Review the lines that follow and copy each one that contains the word "Remove".

§ **INFORMATION SUPPLIED**
>> START
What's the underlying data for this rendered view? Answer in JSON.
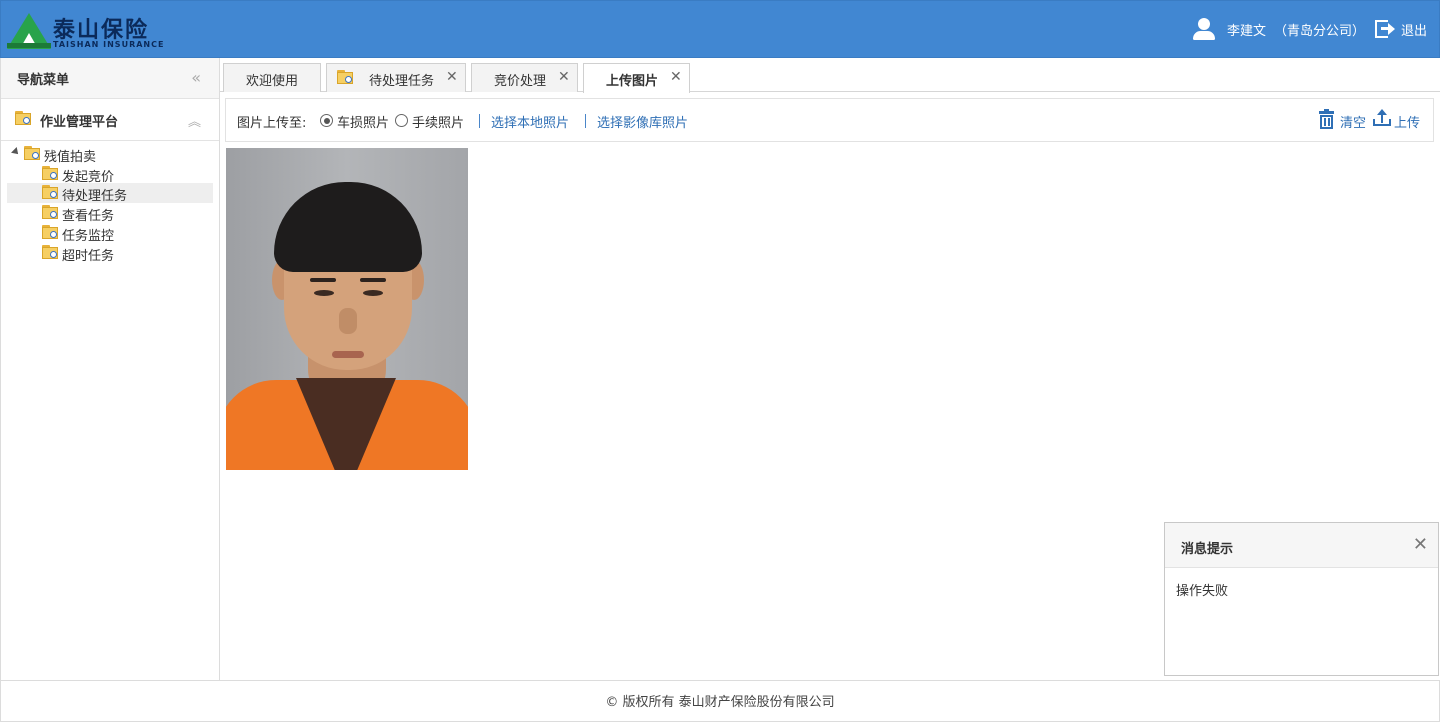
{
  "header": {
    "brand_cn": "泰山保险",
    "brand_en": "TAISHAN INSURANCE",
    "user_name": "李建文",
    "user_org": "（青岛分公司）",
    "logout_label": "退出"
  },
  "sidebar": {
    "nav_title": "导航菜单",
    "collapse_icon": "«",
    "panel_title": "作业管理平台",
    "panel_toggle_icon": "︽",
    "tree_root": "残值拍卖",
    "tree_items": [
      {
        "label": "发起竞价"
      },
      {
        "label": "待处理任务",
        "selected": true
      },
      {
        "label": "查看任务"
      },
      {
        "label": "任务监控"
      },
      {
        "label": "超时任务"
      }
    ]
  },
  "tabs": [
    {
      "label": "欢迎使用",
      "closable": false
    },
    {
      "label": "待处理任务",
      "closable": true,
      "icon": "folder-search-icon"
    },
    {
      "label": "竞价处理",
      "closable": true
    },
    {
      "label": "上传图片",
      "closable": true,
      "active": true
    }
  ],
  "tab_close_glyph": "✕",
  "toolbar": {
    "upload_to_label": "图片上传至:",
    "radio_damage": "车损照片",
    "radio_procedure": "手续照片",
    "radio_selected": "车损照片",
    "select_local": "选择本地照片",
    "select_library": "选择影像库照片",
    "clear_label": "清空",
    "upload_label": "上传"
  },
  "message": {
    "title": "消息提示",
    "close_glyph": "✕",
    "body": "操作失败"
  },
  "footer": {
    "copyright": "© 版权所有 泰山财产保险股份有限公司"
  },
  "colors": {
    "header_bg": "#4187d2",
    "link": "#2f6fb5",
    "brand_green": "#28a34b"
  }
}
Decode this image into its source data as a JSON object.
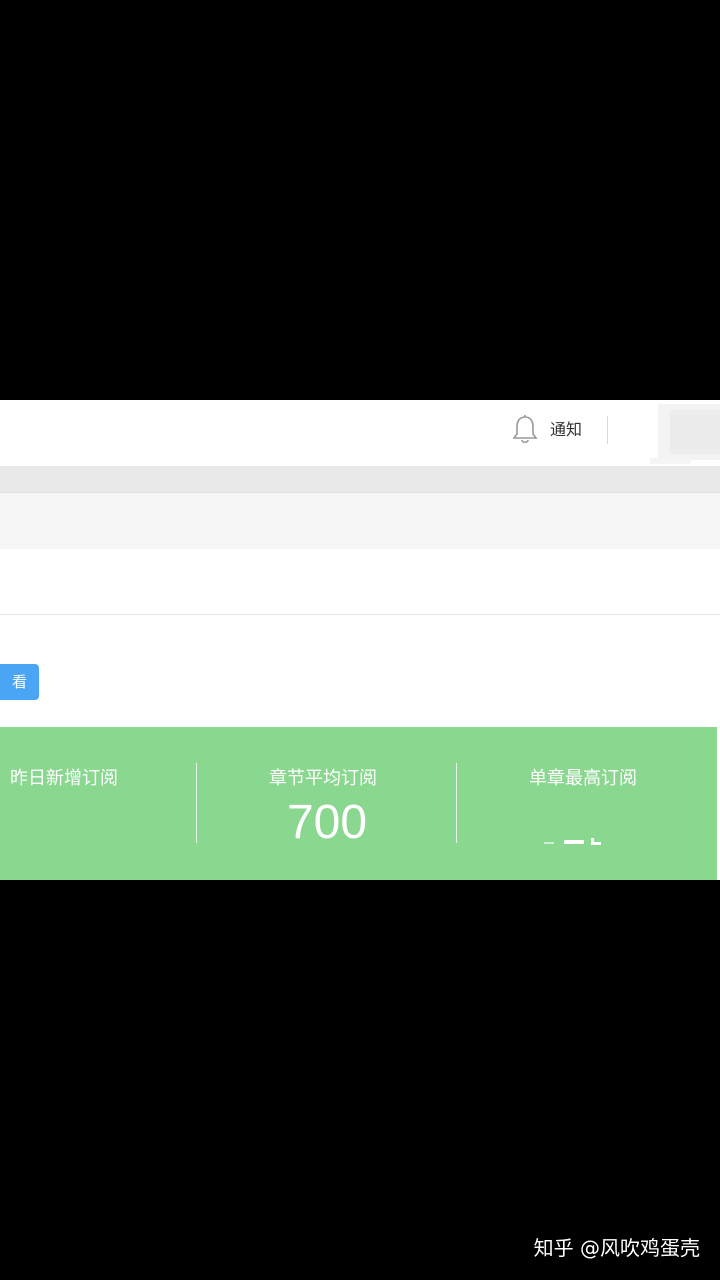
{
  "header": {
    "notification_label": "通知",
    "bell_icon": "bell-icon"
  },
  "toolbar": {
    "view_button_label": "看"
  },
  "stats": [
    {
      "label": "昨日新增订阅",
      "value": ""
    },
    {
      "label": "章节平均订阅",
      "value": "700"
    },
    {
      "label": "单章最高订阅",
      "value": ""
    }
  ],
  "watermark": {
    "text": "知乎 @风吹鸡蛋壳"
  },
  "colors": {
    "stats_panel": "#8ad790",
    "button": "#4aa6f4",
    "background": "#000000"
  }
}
>> END
>> START
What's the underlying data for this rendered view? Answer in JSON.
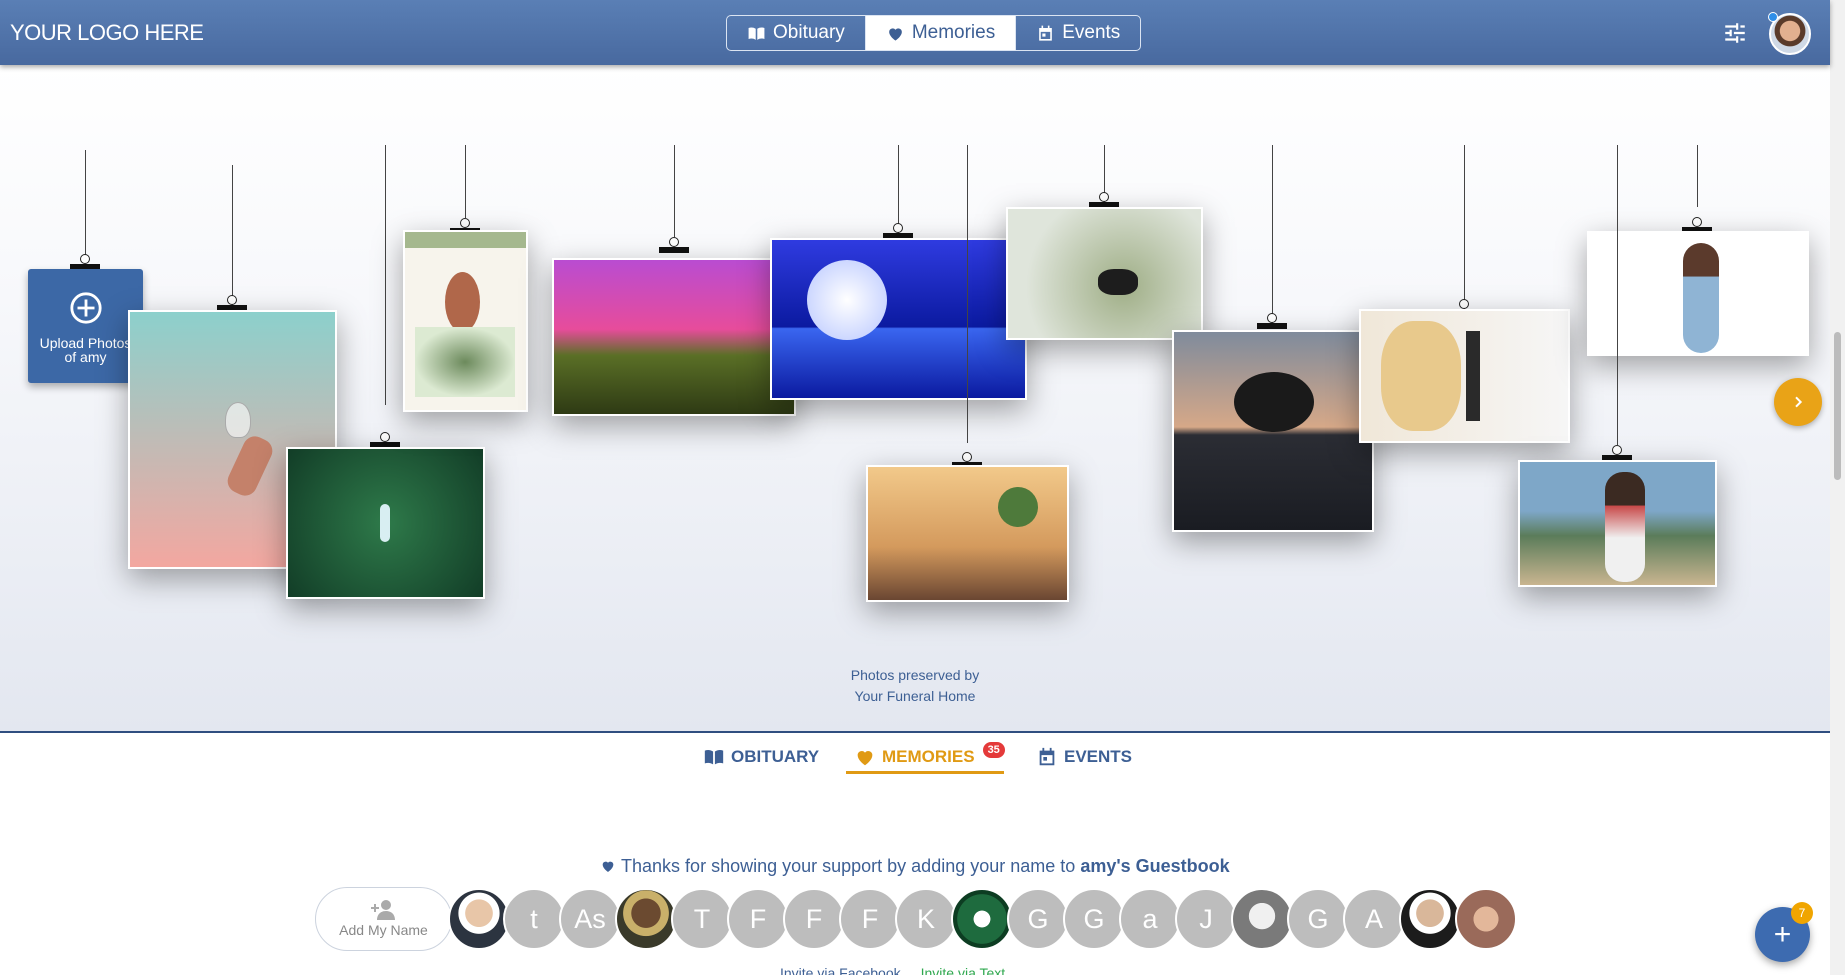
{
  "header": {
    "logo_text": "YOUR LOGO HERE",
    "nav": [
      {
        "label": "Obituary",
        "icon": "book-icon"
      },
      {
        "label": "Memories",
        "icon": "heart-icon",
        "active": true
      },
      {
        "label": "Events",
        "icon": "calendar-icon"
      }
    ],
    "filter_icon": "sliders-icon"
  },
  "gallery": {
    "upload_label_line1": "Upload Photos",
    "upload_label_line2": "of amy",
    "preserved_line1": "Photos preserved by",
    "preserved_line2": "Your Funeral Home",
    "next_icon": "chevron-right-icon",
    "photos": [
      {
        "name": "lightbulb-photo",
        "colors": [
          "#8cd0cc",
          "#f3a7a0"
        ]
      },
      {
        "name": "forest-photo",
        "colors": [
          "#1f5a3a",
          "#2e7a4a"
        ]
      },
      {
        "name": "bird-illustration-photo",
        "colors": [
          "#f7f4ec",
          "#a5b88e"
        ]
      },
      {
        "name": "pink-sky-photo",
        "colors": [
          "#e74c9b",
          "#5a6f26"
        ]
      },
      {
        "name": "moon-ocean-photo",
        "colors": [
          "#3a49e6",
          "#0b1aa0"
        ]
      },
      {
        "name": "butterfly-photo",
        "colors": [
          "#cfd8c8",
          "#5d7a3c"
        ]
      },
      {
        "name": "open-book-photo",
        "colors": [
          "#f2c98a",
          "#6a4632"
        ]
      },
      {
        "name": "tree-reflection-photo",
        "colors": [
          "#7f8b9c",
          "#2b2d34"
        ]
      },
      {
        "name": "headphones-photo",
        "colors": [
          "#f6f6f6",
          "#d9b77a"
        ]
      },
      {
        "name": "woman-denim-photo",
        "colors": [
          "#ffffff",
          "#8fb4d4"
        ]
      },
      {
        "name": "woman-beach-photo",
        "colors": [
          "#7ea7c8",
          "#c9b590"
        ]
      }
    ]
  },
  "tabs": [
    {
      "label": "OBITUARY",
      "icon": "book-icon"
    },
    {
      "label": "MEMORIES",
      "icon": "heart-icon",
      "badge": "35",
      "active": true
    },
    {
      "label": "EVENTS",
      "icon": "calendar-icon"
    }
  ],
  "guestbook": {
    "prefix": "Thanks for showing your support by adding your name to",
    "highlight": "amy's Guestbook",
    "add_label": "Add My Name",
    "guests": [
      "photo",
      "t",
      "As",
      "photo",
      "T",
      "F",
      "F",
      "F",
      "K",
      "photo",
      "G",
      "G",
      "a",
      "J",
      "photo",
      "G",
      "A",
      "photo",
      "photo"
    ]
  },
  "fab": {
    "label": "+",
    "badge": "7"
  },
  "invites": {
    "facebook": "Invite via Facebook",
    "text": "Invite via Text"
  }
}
>> END
>> START
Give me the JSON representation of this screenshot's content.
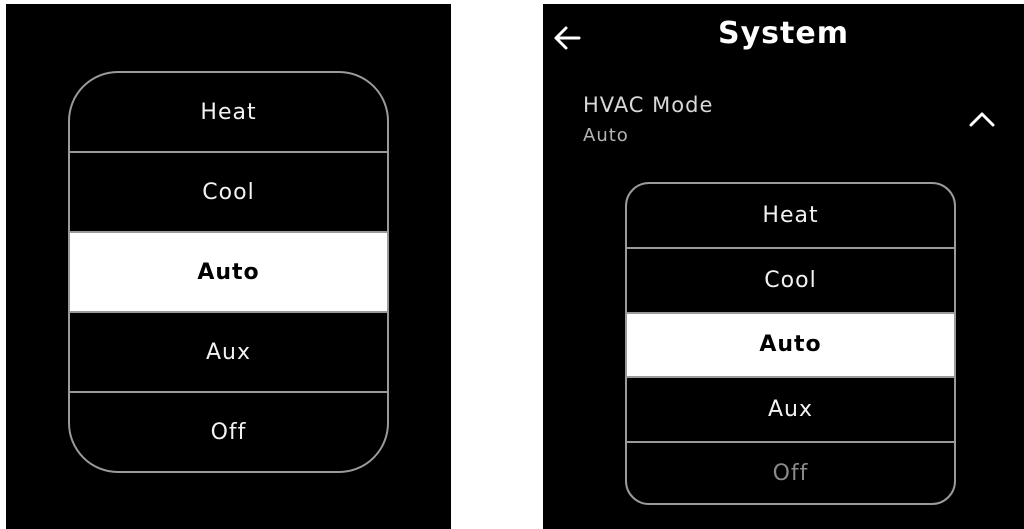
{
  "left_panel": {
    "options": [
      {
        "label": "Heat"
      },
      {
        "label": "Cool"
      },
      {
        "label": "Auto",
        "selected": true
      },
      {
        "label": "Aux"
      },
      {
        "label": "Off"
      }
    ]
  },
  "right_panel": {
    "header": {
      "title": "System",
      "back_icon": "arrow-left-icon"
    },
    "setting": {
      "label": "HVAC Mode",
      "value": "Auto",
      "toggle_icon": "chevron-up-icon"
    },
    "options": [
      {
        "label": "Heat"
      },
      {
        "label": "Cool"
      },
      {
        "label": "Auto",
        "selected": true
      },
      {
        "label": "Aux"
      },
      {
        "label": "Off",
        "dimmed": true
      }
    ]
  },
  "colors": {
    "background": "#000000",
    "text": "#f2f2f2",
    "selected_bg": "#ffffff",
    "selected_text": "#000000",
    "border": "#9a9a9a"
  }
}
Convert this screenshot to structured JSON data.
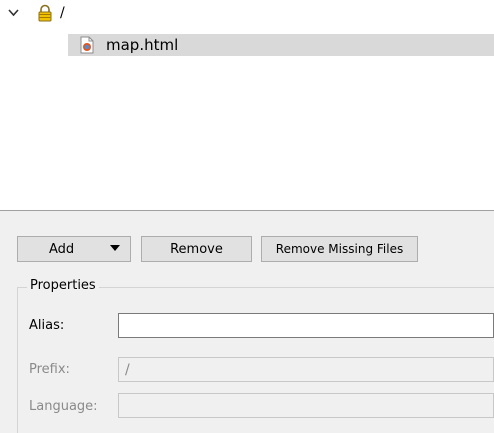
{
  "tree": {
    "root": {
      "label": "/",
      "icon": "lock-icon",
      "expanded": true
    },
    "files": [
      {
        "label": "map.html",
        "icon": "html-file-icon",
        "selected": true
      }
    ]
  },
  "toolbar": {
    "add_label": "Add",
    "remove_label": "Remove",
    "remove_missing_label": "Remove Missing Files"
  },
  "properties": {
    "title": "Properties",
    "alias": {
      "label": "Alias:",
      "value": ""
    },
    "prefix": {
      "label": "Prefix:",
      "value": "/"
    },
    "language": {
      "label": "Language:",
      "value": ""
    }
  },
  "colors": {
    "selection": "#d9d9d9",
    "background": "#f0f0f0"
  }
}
>> END
§ **ANSWER TO THE TASK**
    "remove_label": "Remove",
    "remove_missing_label": "Remove Missing Files"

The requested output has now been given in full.